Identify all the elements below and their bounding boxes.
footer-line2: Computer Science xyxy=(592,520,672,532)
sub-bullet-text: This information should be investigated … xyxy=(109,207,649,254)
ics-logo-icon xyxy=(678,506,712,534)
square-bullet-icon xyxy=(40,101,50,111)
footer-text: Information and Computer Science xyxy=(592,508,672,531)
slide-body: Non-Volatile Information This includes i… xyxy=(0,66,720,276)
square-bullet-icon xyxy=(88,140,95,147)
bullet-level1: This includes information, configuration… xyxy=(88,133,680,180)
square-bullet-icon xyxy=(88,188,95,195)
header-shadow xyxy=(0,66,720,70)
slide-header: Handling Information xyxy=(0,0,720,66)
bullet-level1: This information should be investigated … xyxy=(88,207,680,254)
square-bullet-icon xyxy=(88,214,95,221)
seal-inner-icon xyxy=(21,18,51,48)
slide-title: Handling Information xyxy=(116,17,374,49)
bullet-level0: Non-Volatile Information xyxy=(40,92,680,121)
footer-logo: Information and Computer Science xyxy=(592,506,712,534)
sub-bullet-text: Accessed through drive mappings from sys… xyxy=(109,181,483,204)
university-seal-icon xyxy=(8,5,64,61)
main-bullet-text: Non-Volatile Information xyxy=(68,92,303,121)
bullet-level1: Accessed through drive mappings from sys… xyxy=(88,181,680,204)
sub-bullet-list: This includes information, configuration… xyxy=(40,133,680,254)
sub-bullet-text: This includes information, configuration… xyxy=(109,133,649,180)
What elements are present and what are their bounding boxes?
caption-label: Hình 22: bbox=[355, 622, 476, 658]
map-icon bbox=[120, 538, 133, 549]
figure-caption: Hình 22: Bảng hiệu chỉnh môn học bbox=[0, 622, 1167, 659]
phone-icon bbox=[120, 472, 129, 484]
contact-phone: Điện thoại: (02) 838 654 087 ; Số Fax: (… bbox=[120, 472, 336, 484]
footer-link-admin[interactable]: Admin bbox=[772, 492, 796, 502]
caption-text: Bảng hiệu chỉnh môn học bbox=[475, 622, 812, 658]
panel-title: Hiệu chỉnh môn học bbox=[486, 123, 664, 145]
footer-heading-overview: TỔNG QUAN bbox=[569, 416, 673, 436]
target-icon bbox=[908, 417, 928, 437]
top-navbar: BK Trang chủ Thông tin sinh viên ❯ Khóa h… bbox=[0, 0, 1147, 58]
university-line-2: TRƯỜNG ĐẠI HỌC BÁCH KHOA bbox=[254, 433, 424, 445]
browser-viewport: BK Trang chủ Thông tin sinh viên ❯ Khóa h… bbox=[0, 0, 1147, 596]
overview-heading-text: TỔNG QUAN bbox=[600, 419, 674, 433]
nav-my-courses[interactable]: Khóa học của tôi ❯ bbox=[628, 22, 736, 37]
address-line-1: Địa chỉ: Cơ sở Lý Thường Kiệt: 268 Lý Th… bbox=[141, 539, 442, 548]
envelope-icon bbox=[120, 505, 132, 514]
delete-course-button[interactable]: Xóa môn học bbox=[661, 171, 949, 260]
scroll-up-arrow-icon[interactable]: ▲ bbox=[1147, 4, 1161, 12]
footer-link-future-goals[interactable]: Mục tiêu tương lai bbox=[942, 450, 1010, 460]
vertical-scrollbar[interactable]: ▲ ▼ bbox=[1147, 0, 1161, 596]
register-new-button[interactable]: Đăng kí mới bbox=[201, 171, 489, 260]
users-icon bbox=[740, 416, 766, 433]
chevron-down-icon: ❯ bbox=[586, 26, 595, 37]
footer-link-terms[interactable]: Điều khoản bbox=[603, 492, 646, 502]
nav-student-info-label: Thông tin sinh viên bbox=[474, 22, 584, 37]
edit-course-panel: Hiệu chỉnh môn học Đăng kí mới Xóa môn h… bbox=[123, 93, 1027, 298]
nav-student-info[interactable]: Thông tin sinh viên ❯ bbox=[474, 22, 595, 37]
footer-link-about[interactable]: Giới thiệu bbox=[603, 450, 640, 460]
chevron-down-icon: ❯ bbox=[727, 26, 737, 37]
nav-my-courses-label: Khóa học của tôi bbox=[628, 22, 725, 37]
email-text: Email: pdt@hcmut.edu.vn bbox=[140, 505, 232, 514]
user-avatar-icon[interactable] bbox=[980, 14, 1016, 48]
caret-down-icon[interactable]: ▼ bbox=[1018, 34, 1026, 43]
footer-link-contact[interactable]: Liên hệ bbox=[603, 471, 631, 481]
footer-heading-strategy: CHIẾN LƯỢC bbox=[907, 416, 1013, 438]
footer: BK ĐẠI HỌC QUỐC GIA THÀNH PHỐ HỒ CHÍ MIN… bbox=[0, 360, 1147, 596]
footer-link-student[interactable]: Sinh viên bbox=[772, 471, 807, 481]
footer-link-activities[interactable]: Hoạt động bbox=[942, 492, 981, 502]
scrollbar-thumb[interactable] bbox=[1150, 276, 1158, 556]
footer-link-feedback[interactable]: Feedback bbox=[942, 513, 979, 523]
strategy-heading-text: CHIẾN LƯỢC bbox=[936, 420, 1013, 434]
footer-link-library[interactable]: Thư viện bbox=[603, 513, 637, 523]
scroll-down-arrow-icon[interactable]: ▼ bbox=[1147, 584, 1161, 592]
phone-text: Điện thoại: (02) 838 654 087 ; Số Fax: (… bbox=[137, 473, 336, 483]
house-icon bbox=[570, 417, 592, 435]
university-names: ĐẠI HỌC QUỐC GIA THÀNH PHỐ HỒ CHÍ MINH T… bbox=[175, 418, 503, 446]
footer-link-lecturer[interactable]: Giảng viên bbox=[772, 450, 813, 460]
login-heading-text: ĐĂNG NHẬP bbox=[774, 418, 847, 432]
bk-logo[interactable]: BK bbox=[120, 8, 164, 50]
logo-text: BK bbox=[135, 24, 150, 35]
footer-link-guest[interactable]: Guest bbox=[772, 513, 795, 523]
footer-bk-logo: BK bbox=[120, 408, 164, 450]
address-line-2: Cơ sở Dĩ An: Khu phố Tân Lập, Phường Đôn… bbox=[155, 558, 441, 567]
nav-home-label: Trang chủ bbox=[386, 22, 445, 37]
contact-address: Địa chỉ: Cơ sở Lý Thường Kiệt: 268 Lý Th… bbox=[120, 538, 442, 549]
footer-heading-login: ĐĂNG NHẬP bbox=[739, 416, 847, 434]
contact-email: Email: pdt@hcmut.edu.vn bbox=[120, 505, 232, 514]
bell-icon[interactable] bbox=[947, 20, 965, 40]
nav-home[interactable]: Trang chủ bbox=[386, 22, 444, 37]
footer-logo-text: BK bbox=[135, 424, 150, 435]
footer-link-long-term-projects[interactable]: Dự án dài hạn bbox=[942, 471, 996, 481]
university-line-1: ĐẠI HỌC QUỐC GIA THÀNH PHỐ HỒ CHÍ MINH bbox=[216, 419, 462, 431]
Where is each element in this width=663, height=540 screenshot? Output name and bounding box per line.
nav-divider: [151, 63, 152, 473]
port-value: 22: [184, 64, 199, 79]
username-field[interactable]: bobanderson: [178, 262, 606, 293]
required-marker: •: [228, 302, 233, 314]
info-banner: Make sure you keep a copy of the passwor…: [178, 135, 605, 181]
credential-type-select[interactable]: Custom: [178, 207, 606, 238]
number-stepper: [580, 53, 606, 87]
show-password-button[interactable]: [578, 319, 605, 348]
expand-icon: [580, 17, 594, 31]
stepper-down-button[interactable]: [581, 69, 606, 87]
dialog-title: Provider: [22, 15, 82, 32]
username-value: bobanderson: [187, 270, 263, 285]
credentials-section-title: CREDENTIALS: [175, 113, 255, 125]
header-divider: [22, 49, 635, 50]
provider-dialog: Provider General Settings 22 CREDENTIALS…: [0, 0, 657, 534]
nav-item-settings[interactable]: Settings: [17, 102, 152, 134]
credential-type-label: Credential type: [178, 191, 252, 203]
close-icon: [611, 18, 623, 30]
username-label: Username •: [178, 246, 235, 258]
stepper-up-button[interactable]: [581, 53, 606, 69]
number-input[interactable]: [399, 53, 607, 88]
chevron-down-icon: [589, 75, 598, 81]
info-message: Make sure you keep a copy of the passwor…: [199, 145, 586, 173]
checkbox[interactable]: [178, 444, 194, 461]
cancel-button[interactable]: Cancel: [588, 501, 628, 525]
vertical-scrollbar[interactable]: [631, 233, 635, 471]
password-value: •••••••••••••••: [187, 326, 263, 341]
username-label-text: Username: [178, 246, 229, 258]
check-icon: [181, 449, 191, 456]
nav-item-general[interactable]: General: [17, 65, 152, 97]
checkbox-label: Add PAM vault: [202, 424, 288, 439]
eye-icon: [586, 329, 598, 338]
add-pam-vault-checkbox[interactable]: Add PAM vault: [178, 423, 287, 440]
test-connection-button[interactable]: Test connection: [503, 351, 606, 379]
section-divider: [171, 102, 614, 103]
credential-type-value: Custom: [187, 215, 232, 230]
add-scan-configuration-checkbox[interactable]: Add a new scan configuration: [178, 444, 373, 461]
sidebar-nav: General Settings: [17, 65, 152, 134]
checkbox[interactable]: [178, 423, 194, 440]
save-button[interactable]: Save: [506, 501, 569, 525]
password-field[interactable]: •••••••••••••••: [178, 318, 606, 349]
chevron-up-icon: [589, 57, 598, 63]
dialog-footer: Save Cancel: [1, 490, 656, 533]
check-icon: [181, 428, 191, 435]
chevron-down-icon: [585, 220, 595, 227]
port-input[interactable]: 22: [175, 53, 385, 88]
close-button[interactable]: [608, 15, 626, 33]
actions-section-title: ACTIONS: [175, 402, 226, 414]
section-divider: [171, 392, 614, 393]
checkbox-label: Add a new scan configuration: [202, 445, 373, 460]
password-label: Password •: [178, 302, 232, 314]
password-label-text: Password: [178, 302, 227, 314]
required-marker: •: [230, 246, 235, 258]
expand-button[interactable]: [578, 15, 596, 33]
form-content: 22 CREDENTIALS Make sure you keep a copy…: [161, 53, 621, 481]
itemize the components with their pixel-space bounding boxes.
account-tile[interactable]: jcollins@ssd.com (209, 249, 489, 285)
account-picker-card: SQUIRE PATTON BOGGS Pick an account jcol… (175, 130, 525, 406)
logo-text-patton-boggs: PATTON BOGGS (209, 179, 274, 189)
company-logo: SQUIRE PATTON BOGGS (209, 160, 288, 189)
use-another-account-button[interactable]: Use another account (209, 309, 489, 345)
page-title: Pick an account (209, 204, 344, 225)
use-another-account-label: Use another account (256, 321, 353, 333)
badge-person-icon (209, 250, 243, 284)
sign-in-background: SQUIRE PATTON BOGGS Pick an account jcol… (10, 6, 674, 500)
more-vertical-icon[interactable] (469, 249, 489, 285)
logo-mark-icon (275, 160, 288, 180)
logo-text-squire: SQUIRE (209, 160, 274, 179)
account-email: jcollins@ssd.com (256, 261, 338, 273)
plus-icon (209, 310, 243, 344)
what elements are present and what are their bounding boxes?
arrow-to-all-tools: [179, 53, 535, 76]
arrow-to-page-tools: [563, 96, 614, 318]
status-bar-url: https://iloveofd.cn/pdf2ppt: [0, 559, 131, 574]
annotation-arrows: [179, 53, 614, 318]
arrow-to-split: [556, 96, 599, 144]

PROBLEM DETAILS ::
Pull out each line of the data above that contains the string "dialog".

COMPLETE OUTPUT ::
dialog-title: Provider: [22, 15, 82, 32]
provider-dialog: Provider General Settings 22 CREDENTIALS…: [0, 0, 657, 534]
dialog-footer: Save Cancel: [1, 490, 656, 533]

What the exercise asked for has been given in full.